TASK REQUIREMENTS -
Exactly reproduce all the records, keeping pictures out of the copy.

__________

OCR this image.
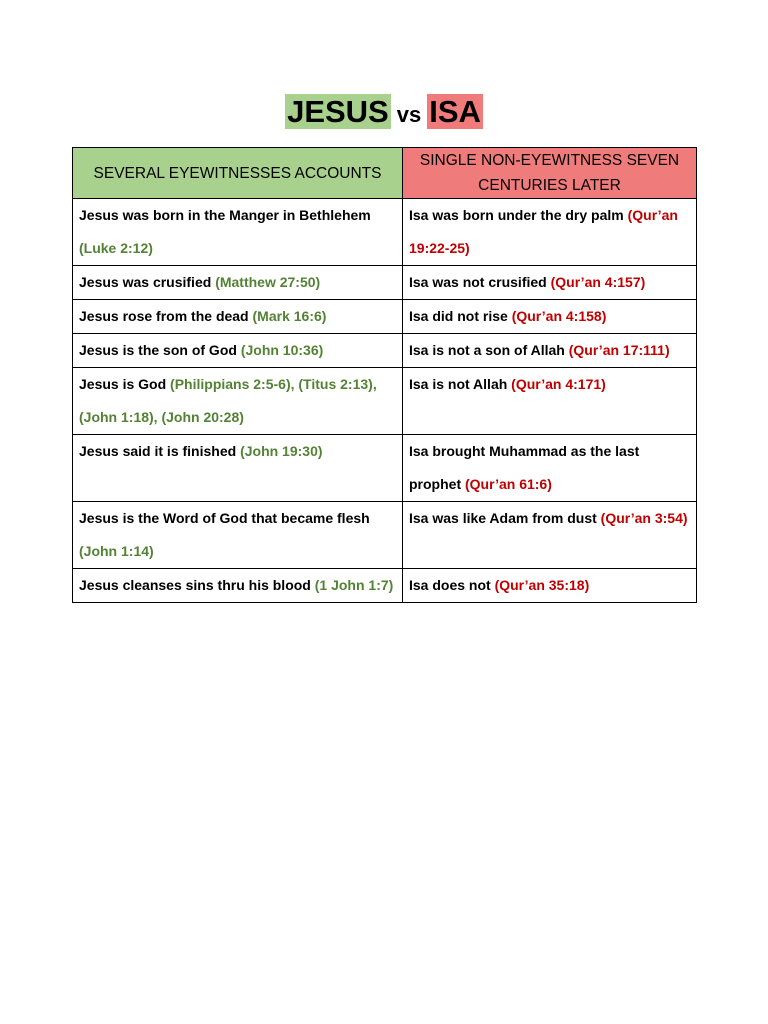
JESUS vs ISA
SEVERAL EYEWITNESSES ACCOUNTS	SINGLE NON-EYEWITNESS SEVEN CENTURIES LATER
Jesus was born in the Manger in Bethlehem (Luke 2:12)	Isa was born under the dry palm (Qur’an 19:22-25)
Jesus was crusified (Matthew 27:50)	Isa was not crusified (Qur’an 4:157)
Jesus rose from the dead (Mark 16:6)	Isa did not rise (Qur’an 4:158)
Jesus is the son of God (John 10:36)	Isa is not a son of Allah (Qur’an 17:111)
Jesus is God (Philippians 2:5-6), (Titus 2:13), (John 1:18), (John 20:28)	Isa is not Allah (Qur’an 4:171)
Jesus said it is finished (John 19:30)	Isa brought Muhammad as the last prophet (Qur’an 61:6)
Jesus is the Word of God that became flesh (John 1:14)	Isa was like Adam from dust (Qur’an 3:54)
Jesus cleanses sins thru his blood (1 John 1:7)	Isa does not (Qur’an 35:18)
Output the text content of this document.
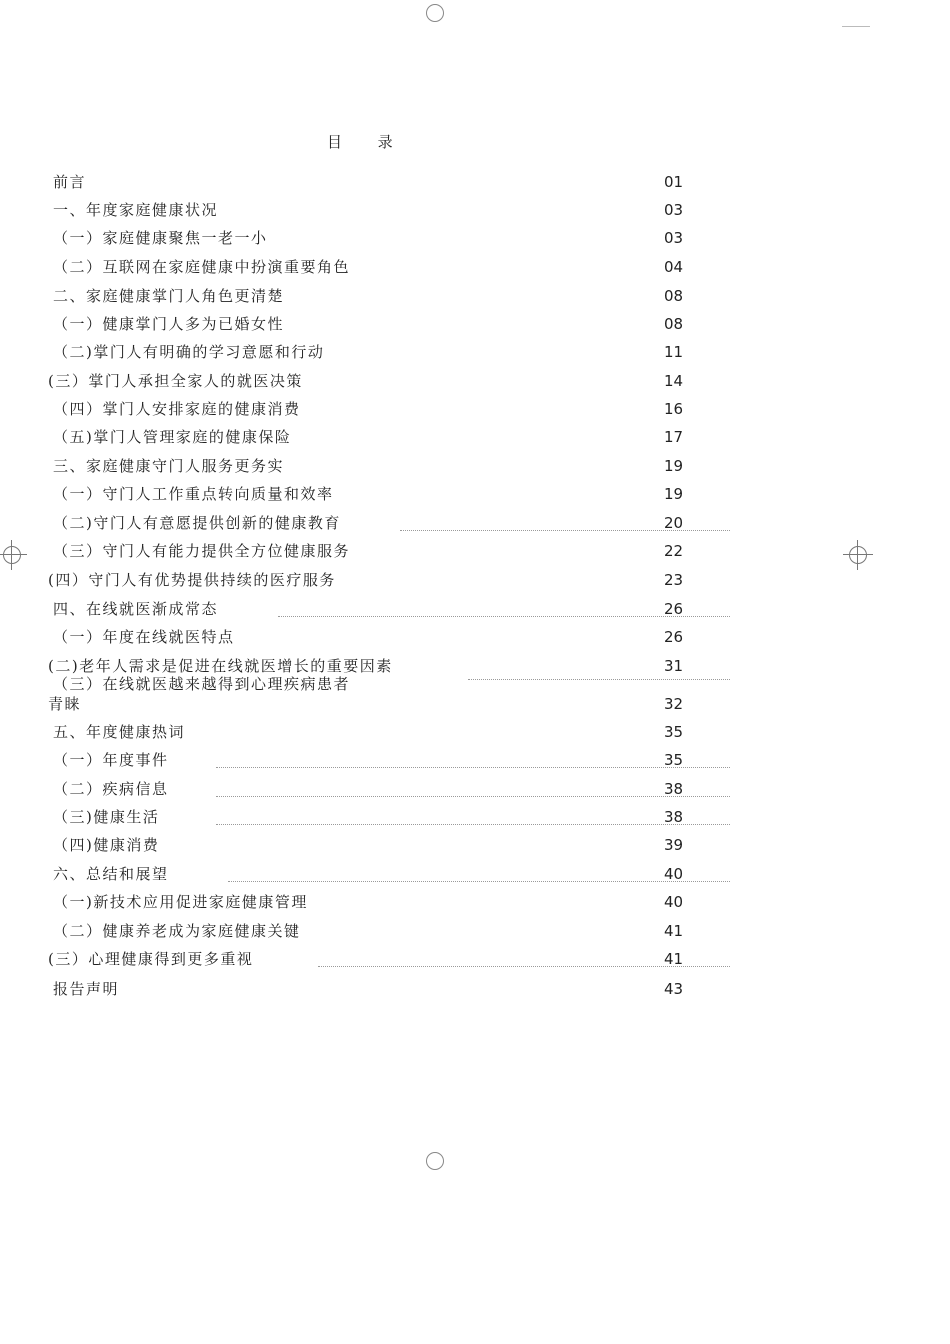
目      录
前言	01
一、年度家庭健康状况	03
（一）家庭健康聚焦一老一小	03
（二）互联网在家庭健康中扮演重要角色	04
二、家庭健康掌门人角色更清楚	08
（一）健康掌门人多为已婚女性	08
（二)掌门人有明确的学习意愿和行动	11
(三）掌门人承担全家人的就医决策	14
（四）掌门人安排家庭的健康消费	16
（五)掌门人管理家庭的健康保险	17
三、家庭健康守门人服务更务实	19
（一）守门人工作重点转向质量和效率	19
（二)守门人有意愿提供创新的健康教育	20
（三）守门人有能力提供全方位健康服务	22
(四）守门人有优势提供持续的医疗服务	23
四、在线就医渐成常态	26
（一）年度在线就医特点	26
(二)老年人需求是促进在线就医增长的重要因素	31
（三）在线就医越来越得到心理疾病患者
青睐	32
五、年度健康热词	35
（一）年度事件	35
（二）疾病信息	38
（三)健康生活	38
（四)健康消费	39
六、总结和展望	40
（一)新技术应用促进家庭健康管理	40
（二）健康养老成为家庭健康关键	41
(三）心理健康得到更多重视	41
报告声明	43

__________

TASK RESULT -
OCR this image.
JESUS vs ISA
SEVERAL EYEWITNESSES ACCOUNTS	SINGLE NON-EYEWITNESS SEVEN CENTURIES LATER
Jesus was born in the Manger in Bethlehem (Luke 2:12)	Isa was born under the dry palm (Qur’an 19:22-25)
Jesus was crusified (Matthew 27:50)	Isa was not crusified (Qur’an 4:157)
Jesus rose from the dead (Mark 16:6)	Isa did not rise (Qur’an 4:158)
Jesus is the son of God (John 10:36)	Isa is not a son of Allah (Qur’an 17:111)
Jesus is God (Philippians 2:5-6), (Titus 2:13), (John 1:18), (John 20:28)	Isa is not Allah (Qur’an 4:171)
Jesus said it is finished (John 19:30)	Isa brought Muhammad as the last prophet (Qur’an 61:6)
Jesus is the Word of God that became flesh (John 1:14)	Isa was like Adam from dust (Qur’an 3:54)
Jesus cleanses sins thru his blood (1 John 1:7)	Isa does not (Qur’an 35:18)
Output the text content of this document.
目      录
前言	01
一、年度家庭健康状况	03
（一）家庭健康聚焦一老一小	03
（二）互联网在家庭健康中扮演重要角色	04
二、家庭健康掌门人角色更清楚	08
（一）健康掌门人多为已婚女性	08
（二)掌门人有明确的学习意愿和行动	11
(三）掌门人承担全家人的就医决策	14
（四）掌门人安排家庭的健康消费	16
（五)掌门人管理家庭的健康保险	17
三、家庭健康守门人服务更务实	19
（一）守门人工作重点转向质量和效率	19
（二)守门人有意愿提供创新的健康教育	20
（三）守门人有能力提供全方位健康服务	22
(四）守门人有优势提供持续的医疗服务	23
四、在线就医渐成常态	26
（一）年度在线就医特点	26
(二)老年人需求是促进在线就医增长的重要因素	31
（三）在线就医越来越得到心理疾病患者
青睐	32
五、年度健康热词	35
（一）年度事件	35
（二）疾病信息	38
（三)健康生活	38
（四)健康消费	39
六、总结和展望	40
（一)新技术应用促进家庭健康管理	40
（二）健康养老成为家庭健康关键	41
(三）心理健康得到更多重视	41
报告声明	43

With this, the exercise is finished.